Stated exercise: Quote the records in full and leave their pictures out.
** begin Data for this task **
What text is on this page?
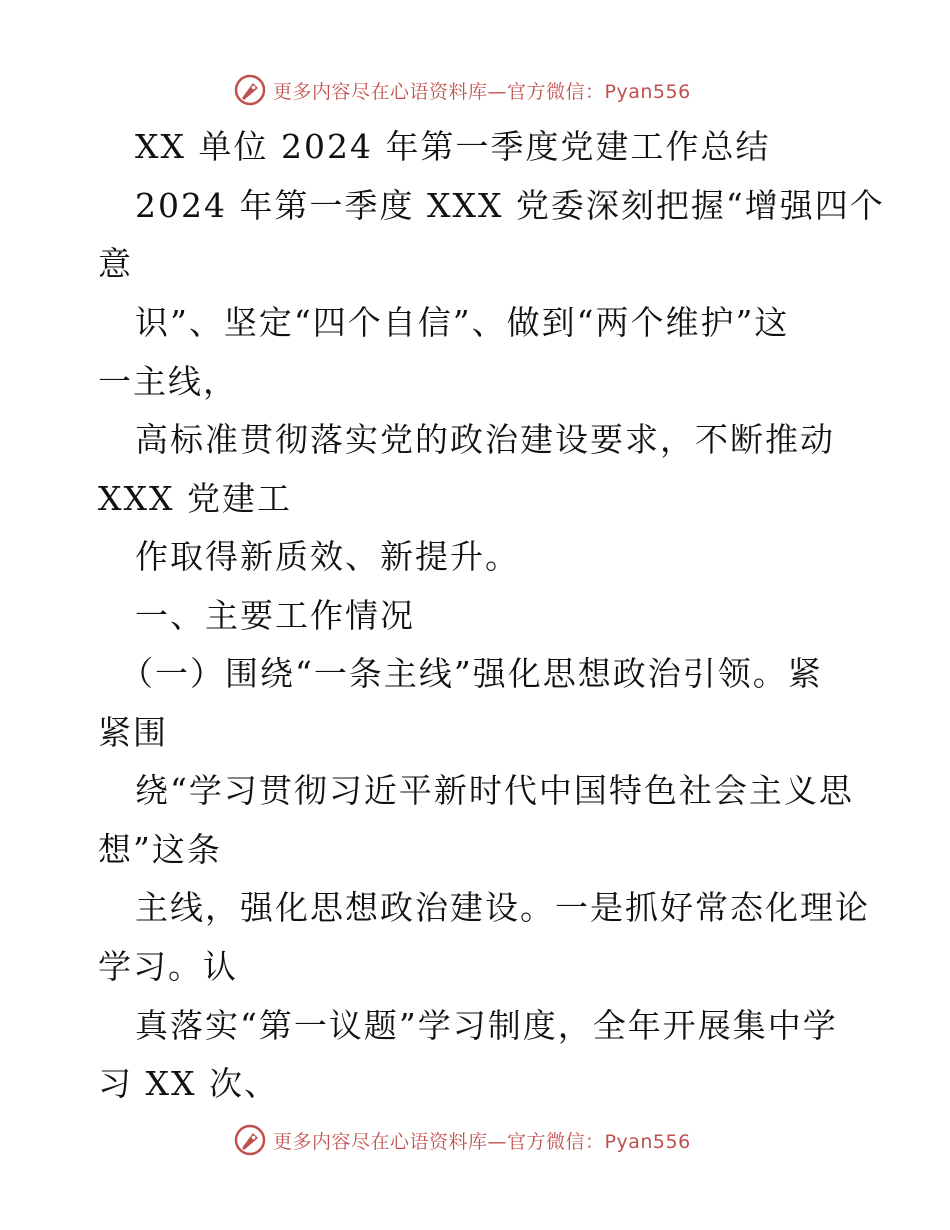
更多内容尽在心语资料库—官方微信：Pyan556
XX 单位 2024 年第一季度党建工作总结
2024 年第一季度 XXX 党委深刻把握“增强四个
意
识”、坚定“四个自信”、做到“两个维护”这
一主线，
高标准贯彻落实党的政治建设要求，不断推动
XXX 党建工
作取得新质效、新提升。
一、主要工作情况
（一）围绕“一条主线”强化思想政治引领。紧
紧围
绕“学习贯彻习近平新时代中国特色社会主义思
想”这条
主线，强化思想政治建设。一是抓好常态化理论
学习。认
真落实“第一议题”学习制度，全年开展集中学
习 XX 次、
更多内容尽在心语资料库—官方微信：Pyan556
** end Data for this task **
Solution to the exercise:
What text is on this page?
更多内容尽在心语资料库—官方微信：Pyan556
XX 单位 2024 年第一季度党建工作总结
2024 年第一季度 XXX 党委深刻把握“增强四个
意
识”、坚定“四个自信”、做到“两个维护”这
一主线，
高标准贯彻落实党的政治建设要求，不断推动
XXX 党建工
作取得新质效、新提升。
一、主要工作情况
（一）围绕“一条主线”强化思想政治引领。紧
紧围
绕“学习贯彻习近平新时代中国特色社会主义思
想”这条
主线，强化思想政治建设。一是抓好常态化理论
学习。认
真落实“第一议题”学习制度，全年开展集中学
习 XX 次、
更多内容尽在心语资料库—官方微信：Pyan556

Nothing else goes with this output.